--- start of DATA TO USE ---
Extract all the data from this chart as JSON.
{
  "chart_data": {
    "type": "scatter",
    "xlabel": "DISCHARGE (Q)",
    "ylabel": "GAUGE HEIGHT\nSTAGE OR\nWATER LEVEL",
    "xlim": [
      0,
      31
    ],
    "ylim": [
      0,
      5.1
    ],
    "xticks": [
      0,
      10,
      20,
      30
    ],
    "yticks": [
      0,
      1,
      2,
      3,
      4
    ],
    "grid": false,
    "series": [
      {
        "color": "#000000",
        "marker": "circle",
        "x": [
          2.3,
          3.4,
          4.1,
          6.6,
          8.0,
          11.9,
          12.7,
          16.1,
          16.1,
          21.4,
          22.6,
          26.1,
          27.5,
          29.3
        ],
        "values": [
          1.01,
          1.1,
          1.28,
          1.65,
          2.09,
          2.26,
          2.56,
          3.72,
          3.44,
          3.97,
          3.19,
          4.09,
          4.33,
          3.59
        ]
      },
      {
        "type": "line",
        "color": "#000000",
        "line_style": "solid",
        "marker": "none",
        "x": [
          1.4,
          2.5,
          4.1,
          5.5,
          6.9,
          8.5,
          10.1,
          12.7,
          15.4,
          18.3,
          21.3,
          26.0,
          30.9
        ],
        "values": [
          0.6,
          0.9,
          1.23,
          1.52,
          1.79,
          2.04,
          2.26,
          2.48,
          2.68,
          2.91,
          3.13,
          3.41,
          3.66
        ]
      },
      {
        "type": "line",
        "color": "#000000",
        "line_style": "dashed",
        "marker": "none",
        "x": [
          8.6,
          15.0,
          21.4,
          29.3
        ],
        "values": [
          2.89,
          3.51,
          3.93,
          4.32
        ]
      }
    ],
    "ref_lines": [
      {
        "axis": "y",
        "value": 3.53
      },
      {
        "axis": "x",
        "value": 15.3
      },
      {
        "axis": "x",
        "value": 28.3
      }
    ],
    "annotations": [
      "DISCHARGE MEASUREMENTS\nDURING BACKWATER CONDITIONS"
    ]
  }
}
--- end of DATA TO USE ---
WRITTEN REQUEST: The answer is a single number: how many lines include the word "DISCHARGE"?

CORRECT ANSWER: 2